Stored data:
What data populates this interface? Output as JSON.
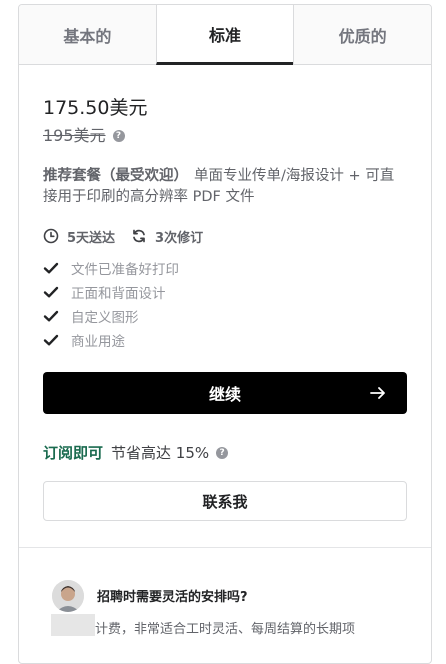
{
  "tabs": [
    {
      "label": "基本的"
    },
    {
      "label": "标准"
    },
    {
      "label": "优质的"
    }
  ],
  "package": {
    "price": "175.50美元",
    "original_price": "195美元",
    "title": "推荐套餐（最受欢迎）",
    "description": "单面专业传单/海报设计 + 可直接用于印刷的高分辨率 PDF 文件",
    "delivery": "5天送达",
    "revisions": "3次修订",
    "features": [
      "文件已准备好打印",
      "正面和背面设计",
      "自定义图形",
      "商业用途"
    ],
    "continue_label": "继续"
  },
  "subscription": {
    "link_label": "订阅即可",
    "text": "节省高达 15%"
  },
  "contact_label": "联系我",
  "hire": {
    "title": "招聘时需要灵活的安排吗?",
    "text": "计费，非常适合工时灵活、每周结算的长期项"
  },
  "colors": {
    "accent_green": "#1a6b4f",
    "button_black": "#000000",
    "check_dark": "#222325",
    "muted_text": "#95979d"
  },
  "icons": [
    "question-icon",
    "clock-icon",
    "refresh-icon",
    "check-icon",
    "arrow-right-icon"
  ]
}
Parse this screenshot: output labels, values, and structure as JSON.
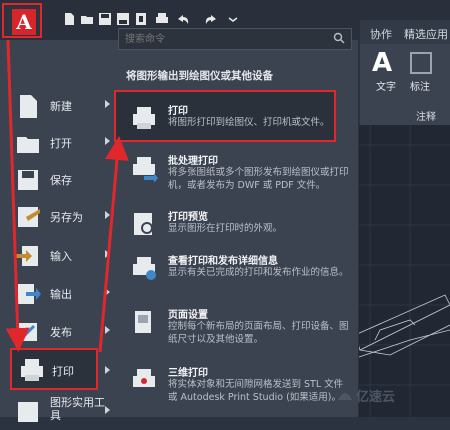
{
  "app": {
    "logo_letter": "A"
  },
  "quick_access": {
    "icons": [
      "new-icon",
      "open-icon",
      "save-icon",
      "saveas-icon",
      "web-icon",
      "print-icon",
      "undo-icon",
      "redo-icon",
      "share-icon"
    ]
  },
  "ribbon": {
    "tabs": [
      "协作",
      "精选应用"
    ],
    "text_label": "文字",
    "annotate_label": "标注",
    "panel_label": "注释"
  },
  "search": {
    "placeholder": "搜索命令"
  },
  "left_menu": [
    {
      "label": "新建",
      "icon": "new-icon",
      "has_arrow": true
    },
    {
      "label": "打开",
      "icon": "open-icon",
      "has_arrow": true
    },
    {
      "label": "保存",
      "icon": "save-icon",
      "has_arrow": false
    },
    {
      "label": "另存为",
      "icon": "saveas-icon",
      "has_arrow": true
    },
    {
      "label": "输入",
      "icon": "import-icon",
      "has_arrow": true
    },
    {
      "label": "输出",
      "icon": "export-icon",
      "has_arrow": true
    },
    {
      "label": "发布",
      "icon": "publish-icon",
      "has_arrow": true
    },
    {
      "label": "打印",
      "icon": "print-icon",
      "has_arrow": true,
      "selected": true
    },
    {
      "label": "图形实用工具",
      "icon": "utilities-icon",
      "has_arrow": true
    }
  ],
  "right_panel": {
    "header": "将图形输出到绘图仪或其他设备",
    "items": [
      {
        "title": "打印",
        "desc": "将图形打印到绘图仪、打印机或文件。",
        "icon": "print-icon"
      },
      {
        "title": "批处理打印",
        "desc": "将多张图纸或多个图形发布到绘图仪或打印机，或者发布为 DWF 或 PDF 文件。",
        "icon": "batch-print-icon"
      },
      {
        "title": "打印预览",
        "desc": "显示图形在打印时的外观。",
        "icon": "print-preview-icon"
      },
      {
        "title": "查看打印和发布详细信息",
        "desc": "显示有关已完成的打印和发布作业的信息。",
        "icon": "print-details-icon"
      },
      {
        "title": "页面设置",
        "desc": "控制每个新布局的页面布局、打印设备、图纸尺寸以及其他设置。",
        "icon": "page-setup-icon"
      },
      {
        "title": "三维打印",
        "desc": "将实体对象和无间隙网格发送到 STL 文件或 Autodesk Print Studio (如果适用)。",
        "icon": "3d-print-icon"
      }
    ]
  },
  "watermark": {
    "text": "亿速云"
  },
  "colors": {
    "accent_red": "#e0282c",
    "logo_red": "#d7262b",
    "bg": "#3c4350"
  }
}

Task: Set down the material above as is, without any pictures.

Exercise output:
What data populates this interface? Output as JSON.
{
  "tabs": [
    {
      "label": "基本的"
    },
    {
      "label": "标准"
    },
    {
      "label": "优质的"
    }
  ],
  "package": {
    "price": "175.50美元",
    "original_price": "195美元",
    "title": "推荐套餐（最受欢迎）",
    "description": "单面专业传单/海报设计 + 可直接用于印刷的高分辨率 PDF 文件",
    "delivery": "5天送达",
    "revisions": "3次修订",
    "features": [
      "文件已准备好打印",
      "正面和背面设计",
      "自定义图形",
      "商业用途"
    ],
    "continue_label": "继续"
  },
  "subscription": {
    "link_label": "订阅即可",
    "text": "节省高达 15%"
  },
  "contact_label": "联系我",
  "hire": {
    "title": "招聘时需要灵活的安排吗?",
    "text": "计费，非常适合工时灵活、每周结算的长期项"
  },
  "colors": {
    "accent_green": "#1a6b4f",
    "button_black": "#000000",
    "check_dark": "#222325",
    "muted_text": "#95979d"
  },
  "icons": [
    "question-icon",
    "clock-icon",
    "refresh-icon",
    "check-icon",
    "arrow-right-icon"
  ]
}
Parse this screenshot: output labels, values, and structure as JSON.
{
  "app": {
    "logo_letter": "A"
  },
  "quick_access": {
    "icons": [
      "new-icon",
      "open-icon",
      "save-icon",
      "saveas-icon",
      "web-icon",
      "print-icon",
      "undo-icon",
      "redo-icon",
      "share-icon"
    ]
  },
  "ribbon": {
    "tabs": [
      "协作",
      "精选应用"
    ],
    "text_label": "文字",
    "annotate_label": "标注",
    "panel_label": "注释"
  },
  "search": {
    "placeholder": "搜索命令"
  },
  "left_menu": [
    {
      "label": "新建",
      "icon": "new-icon",
      "has_arrow": true
    },
    {
      "label": "打开",
      "icon": "open-icon",
      "has_arrow": true
    },
    {
      "label": "保存",
      "icon": "save-icon",
      "has_arrow": false
    },
    {
      "label": "另存为",
      "icon": "saveas-icon",
      "has_arrow": true
    },
    {
      "label": "输入",
      "icon": "import-icon",
      "has_arrow": true
    },
    {
      "label": "输出",
      "icon": "export-icon",
      "has_arrow": true
    },
    {
      "label": "发布",
      "icon": "publish-icon",
      "has_arrow": true
    },
    {
      "label": "打印",
      "icon": "print-icon",
      "has_arrow": true,
      "selected": true
    },
    {
      "label": "图形实用工具",
      "icon": "utilities-icon",
      "has_arrow": true
    }
  ],
  "right_panel": {
    "header": "将图形输出到绘图仪或其他设备",
    "items": [
      {
        "title": "打印",
        "desc": "将图形打印到绘图仪、打印机或文件。",
        "icon": "print-icon"
      },
      {
        "title": "批处理打印",
        "desc": "将多张图纸或多个图形发布到绘图仪或打印机，或者发布为 DWF 或 PDF 文件。",
        "icon": "batch-print-icon"
      },
      {
        "title": "打印预览",
        "desc": "显示图形在打印时的外观。",
        "icon": "print-preview-icon"
      },
      {
        "title": "查看打印和发布详细信息",
        "desc": "显示有关已完成的打印和发布作业的信息。",
        "icon": "print-details-icon"
      },
      {
        "title": "页面设置",
        "desc": "控制每个新布局的页面布局、打印设备、图纸尺寸以及其他设置。",
        "icon": "page-setup-icon"
      },
      {
        "title": "三维打印",
        "desc": "将实体对象和无间隙网格发送到 STL 文件或 Autodesk Print Studio (如果适用)。",
        "icon": "3d-print-icon"
      }
    ]
  },
  "watermark": {
    "text": "亿速云"
  },
  "colors": {
    "accent_red": "#e0282c",
    "logo_red": "#d7262b",
    "bg": "#3c4350"
  }
}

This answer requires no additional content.